# DATA IN THIS EXERCISE:
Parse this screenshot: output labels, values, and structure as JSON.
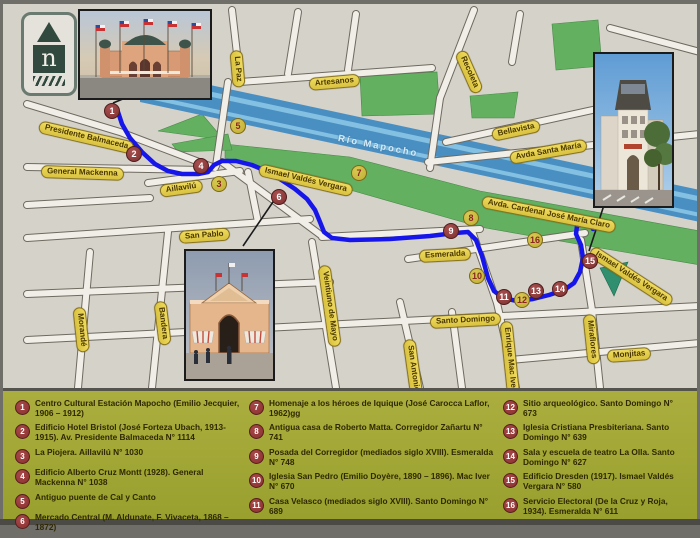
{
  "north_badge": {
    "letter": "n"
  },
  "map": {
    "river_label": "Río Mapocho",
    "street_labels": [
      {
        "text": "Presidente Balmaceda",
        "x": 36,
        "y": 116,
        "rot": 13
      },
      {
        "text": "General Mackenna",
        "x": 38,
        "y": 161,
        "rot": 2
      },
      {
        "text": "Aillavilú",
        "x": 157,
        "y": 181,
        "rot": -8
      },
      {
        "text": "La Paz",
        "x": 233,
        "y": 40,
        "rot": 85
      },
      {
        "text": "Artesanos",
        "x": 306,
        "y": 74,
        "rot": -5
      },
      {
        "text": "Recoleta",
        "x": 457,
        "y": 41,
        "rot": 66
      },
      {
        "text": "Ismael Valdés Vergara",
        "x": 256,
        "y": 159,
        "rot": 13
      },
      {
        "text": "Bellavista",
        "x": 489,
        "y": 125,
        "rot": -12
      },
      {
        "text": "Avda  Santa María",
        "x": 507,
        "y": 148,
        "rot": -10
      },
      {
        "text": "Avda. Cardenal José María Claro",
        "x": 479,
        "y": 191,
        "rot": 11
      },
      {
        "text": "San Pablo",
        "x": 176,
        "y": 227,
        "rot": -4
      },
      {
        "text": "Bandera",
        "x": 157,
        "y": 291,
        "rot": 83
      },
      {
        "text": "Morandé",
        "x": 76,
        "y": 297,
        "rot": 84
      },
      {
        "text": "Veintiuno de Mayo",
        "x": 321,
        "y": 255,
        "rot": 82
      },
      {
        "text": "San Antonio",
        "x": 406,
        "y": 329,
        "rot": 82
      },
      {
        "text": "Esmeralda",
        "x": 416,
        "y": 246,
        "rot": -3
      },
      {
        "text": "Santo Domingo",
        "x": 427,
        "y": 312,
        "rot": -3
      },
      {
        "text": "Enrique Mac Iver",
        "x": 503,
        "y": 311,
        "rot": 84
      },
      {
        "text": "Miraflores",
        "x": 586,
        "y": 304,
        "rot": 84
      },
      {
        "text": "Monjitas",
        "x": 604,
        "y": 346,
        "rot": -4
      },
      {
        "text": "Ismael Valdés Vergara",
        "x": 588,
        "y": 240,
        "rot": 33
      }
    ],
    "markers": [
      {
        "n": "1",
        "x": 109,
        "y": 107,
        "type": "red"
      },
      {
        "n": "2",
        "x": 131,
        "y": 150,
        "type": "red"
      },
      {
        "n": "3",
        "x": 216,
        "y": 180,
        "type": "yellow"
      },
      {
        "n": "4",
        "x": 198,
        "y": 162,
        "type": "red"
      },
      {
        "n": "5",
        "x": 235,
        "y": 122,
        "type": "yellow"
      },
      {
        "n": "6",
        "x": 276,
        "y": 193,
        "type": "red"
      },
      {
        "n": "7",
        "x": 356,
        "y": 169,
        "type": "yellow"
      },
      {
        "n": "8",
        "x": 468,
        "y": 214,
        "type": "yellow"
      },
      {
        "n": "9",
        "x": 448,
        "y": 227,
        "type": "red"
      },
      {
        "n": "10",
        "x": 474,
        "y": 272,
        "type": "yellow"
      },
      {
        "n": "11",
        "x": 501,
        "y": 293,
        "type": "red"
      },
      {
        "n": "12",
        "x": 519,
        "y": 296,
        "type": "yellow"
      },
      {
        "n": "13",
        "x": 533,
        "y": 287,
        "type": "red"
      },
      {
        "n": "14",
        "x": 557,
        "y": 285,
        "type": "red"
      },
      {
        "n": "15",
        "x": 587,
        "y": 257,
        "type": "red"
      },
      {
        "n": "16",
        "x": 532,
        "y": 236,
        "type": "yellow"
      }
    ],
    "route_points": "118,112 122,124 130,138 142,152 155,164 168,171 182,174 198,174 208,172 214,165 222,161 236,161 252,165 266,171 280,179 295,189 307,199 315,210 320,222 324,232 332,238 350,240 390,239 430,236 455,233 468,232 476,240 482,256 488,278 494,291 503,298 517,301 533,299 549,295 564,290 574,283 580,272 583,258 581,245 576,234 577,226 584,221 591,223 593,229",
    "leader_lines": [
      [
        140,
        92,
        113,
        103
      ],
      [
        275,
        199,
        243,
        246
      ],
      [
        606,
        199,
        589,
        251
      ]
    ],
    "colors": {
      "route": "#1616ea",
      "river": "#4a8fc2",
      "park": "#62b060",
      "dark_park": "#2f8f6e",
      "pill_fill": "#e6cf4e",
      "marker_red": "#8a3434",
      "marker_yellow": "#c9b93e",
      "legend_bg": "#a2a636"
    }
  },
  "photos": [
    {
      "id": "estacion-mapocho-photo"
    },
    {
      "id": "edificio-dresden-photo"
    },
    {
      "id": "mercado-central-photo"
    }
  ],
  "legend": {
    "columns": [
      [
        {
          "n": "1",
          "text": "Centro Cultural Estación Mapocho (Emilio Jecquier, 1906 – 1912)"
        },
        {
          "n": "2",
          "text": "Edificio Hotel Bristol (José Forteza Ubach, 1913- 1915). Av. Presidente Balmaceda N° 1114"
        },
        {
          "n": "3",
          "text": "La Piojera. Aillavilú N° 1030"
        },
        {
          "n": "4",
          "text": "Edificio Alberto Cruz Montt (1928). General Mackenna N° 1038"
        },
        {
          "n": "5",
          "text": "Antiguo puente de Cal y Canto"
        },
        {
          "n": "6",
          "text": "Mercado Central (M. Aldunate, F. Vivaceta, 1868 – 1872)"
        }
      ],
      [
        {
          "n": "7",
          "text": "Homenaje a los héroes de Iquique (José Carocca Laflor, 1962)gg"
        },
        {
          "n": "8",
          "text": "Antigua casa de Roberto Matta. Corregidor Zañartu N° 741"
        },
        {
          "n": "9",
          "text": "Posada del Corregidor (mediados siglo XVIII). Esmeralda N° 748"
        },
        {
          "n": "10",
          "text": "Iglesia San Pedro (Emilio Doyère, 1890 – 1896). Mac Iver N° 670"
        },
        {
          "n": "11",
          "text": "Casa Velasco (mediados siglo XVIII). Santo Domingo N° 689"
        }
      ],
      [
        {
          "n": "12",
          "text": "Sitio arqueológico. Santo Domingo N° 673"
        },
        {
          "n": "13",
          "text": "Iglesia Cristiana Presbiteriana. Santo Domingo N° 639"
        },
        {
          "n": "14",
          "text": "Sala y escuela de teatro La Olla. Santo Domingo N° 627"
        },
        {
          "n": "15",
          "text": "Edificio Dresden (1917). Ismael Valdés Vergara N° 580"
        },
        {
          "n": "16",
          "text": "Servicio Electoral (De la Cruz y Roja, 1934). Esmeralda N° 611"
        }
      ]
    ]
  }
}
==
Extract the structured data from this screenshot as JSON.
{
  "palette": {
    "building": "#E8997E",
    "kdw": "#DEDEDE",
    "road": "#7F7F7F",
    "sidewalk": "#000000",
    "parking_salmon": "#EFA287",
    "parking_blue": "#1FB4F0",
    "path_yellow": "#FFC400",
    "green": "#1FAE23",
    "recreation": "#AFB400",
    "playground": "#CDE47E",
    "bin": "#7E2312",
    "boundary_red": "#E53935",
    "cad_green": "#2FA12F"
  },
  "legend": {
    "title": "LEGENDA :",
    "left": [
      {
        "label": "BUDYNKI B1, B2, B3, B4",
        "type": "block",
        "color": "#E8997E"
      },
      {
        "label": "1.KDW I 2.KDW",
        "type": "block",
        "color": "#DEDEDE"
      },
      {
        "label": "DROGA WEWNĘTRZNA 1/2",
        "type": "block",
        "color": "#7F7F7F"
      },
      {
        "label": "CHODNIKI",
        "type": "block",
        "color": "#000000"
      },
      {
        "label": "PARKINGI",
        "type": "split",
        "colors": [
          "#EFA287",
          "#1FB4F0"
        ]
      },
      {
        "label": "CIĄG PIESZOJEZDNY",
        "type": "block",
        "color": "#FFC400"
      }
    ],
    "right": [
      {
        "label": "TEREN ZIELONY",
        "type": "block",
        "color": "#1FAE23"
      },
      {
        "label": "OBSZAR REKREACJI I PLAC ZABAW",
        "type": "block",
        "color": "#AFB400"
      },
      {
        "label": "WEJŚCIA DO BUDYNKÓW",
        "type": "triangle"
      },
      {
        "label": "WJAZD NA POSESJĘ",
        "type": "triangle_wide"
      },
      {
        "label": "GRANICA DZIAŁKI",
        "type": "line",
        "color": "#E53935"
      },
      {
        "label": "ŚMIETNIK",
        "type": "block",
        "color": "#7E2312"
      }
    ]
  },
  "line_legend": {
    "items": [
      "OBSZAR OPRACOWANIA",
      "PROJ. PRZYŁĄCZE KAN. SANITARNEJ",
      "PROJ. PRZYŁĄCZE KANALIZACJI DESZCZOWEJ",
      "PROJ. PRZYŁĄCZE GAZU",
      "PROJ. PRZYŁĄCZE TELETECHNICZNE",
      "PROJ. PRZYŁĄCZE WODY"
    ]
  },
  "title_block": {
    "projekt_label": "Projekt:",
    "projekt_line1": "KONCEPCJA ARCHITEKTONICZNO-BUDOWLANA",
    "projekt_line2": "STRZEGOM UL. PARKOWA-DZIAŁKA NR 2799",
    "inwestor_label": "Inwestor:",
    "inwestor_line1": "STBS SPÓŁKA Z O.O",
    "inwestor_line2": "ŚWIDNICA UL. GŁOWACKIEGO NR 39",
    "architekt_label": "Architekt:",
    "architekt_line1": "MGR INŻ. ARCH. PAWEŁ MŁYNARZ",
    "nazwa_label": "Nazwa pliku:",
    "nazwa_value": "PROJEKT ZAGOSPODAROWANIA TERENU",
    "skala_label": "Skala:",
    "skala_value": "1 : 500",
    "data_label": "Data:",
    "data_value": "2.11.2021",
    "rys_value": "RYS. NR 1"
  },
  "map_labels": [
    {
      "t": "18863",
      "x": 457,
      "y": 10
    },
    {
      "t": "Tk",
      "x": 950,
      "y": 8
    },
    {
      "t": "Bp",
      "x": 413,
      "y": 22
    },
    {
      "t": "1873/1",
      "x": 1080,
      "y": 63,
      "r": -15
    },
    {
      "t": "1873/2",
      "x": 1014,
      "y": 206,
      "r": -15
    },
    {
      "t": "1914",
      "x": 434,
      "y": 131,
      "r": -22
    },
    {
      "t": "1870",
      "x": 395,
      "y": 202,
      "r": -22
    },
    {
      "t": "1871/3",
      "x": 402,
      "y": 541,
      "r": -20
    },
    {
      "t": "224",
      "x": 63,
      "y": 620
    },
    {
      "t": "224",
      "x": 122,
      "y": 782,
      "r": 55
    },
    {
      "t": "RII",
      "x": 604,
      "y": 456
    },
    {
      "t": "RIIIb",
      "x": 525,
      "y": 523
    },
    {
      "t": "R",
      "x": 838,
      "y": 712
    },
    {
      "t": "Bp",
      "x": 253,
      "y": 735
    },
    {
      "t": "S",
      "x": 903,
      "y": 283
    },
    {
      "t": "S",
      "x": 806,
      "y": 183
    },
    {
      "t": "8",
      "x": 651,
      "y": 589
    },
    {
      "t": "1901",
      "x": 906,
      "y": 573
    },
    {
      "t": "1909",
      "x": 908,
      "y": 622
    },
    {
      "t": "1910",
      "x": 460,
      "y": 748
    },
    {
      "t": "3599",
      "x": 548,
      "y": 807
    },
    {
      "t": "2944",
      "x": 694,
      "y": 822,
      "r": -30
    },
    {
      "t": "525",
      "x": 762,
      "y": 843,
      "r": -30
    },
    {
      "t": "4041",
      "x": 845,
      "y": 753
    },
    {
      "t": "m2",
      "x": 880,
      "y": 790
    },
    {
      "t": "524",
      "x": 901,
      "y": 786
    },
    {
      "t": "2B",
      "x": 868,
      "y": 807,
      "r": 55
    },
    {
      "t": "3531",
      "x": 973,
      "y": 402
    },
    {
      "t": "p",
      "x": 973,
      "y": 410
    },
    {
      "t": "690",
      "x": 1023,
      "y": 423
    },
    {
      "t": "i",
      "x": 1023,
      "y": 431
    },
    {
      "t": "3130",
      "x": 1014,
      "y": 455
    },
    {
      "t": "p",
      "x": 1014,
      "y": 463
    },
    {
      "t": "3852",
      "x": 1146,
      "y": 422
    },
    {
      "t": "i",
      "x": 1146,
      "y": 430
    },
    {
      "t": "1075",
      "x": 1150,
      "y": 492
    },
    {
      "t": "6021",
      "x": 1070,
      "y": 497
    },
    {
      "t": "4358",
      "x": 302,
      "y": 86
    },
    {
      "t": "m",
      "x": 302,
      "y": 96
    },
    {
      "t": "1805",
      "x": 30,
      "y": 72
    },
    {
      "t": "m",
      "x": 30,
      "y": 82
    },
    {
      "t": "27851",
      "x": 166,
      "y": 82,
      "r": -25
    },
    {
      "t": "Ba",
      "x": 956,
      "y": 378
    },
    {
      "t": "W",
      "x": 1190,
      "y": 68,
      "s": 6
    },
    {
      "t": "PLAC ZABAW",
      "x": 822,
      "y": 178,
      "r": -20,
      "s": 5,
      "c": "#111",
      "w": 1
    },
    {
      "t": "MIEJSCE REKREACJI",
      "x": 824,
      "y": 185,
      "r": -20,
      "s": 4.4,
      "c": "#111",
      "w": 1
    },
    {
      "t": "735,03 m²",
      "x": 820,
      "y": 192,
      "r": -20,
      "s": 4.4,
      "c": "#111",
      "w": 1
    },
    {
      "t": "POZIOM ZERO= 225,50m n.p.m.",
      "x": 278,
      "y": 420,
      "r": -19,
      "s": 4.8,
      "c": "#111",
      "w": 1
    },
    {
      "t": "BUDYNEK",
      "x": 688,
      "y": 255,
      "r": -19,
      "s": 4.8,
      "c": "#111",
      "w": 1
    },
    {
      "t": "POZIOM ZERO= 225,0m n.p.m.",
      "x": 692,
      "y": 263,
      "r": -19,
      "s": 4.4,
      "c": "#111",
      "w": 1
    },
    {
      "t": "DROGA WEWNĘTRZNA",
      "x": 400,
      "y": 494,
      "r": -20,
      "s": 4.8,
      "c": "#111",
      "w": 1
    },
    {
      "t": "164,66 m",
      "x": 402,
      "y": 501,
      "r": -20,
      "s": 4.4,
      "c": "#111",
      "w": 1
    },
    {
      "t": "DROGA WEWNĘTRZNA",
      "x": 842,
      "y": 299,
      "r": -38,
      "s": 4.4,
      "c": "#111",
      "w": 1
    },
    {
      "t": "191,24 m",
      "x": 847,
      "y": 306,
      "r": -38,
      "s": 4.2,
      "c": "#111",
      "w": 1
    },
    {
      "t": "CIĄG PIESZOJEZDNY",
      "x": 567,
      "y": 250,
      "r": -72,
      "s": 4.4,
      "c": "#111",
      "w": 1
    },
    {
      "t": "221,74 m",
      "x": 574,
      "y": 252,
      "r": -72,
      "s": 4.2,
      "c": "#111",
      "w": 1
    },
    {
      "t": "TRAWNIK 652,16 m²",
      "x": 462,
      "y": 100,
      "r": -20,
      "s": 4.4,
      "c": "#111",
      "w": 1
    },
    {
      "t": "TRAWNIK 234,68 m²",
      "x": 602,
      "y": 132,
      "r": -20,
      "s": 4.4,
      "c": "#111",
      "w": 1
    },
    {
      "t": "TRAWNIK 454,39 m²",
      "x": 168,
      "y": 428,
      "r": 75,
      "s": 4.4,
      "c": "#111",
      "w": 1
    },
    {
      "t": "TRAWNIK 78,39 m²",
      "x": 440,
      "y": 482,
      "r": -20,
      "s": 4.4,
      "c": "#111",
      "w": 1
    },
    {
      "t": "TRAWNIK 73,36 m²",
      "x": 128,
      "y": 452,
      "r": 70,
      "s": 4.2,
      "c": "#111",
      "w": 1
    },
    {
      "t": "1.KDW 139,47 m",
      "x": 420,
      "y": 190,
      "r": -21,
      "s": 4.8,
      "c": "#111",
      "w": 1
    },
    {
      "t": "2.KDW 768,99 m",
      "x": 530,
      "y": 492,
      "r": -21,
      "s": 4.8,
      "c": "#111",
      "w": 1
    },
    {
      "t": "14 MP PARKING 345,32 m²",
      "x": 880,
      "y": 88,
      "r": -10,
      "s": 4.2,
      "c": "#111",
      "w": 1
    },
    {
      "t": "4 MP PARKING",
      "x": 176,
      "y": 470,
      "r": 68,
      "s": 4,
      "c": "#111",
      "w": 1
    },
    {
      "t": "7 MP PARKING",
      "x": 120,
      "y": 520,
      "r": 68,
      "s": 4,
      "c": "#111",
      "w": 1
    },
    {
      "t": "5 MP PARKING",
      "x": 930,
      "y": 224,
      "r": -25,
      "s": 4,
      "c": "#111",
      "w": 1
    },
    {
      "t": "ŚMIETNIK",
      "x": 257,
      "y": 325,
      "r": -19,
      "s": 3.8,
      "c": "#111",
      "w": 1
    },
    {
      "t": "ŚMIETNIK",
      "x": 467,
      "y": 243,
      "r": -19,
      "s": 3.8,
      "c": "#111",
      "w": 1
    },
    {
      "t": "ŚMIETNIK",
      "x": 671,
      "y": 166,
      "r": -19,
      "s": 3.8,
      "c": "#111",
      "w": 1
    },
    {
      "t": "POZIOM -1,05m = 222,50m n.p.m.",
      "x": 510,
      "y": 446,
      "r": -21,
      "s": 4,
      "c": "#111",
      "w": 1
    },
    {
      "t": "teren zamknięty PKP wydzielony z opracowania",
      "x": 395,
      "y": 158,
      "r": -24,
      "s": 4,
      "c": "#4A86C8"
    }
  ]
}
...
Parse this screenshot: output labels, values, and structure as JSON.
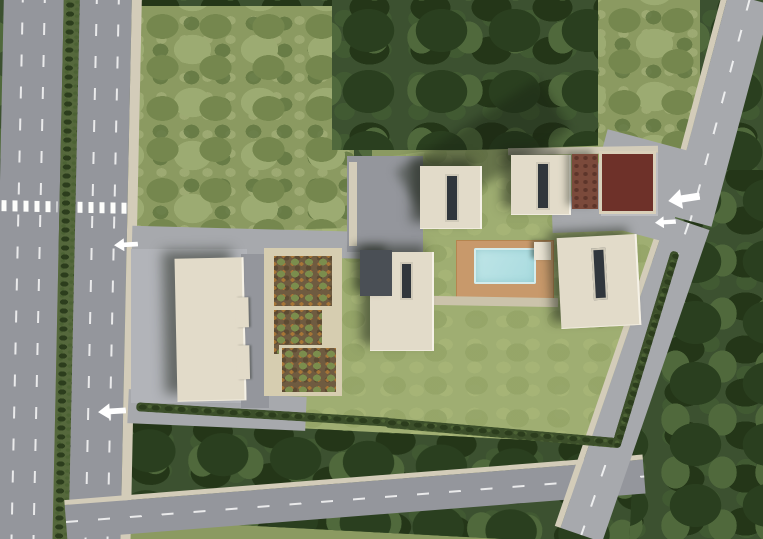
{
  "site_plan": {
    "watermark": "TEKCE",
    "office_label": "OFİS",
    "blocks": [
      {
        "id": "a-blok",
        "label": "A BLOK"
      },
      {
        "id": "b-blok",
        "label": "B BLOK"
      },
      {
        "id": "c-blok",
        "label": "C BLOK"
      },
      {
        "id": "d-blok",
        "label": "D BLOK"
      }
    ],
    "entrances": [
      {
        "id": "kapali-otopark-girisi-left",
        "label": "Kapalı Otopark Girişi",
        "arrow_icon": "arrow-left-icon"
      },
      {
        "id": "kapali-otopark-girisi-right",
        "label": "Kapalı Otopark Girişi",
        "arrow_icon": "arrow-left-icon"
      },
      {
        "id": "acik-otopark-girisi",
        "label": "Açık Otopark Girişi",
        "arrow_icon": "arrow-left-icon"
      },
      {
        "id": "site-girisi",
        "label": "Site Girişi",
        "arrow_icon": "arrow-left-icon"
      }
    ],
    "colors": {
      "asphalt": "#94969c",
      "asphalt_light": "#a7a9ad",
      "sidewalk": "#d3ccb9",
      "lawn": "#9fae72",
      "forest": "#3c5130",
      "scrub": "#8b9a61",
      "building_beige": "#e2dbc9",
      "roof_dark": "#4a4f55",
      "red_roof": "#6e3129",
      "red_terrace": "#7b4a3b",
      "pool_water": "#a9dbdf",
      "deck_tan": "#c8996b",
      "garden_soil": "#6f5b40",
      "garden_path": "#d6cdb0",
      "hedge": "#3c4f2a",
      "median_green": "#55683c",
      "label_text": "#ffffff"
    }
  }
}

# TASK DETAILS:
In the records above, collect each line with "Girişi".

# REPLY TO THE TASK:
        "label": "Kapalı Otopark Girişi",
        "label": "Kapalı Otopark Girişi",
        "label": "Açık Otopark Girişi",
        "label": "Site Girişi",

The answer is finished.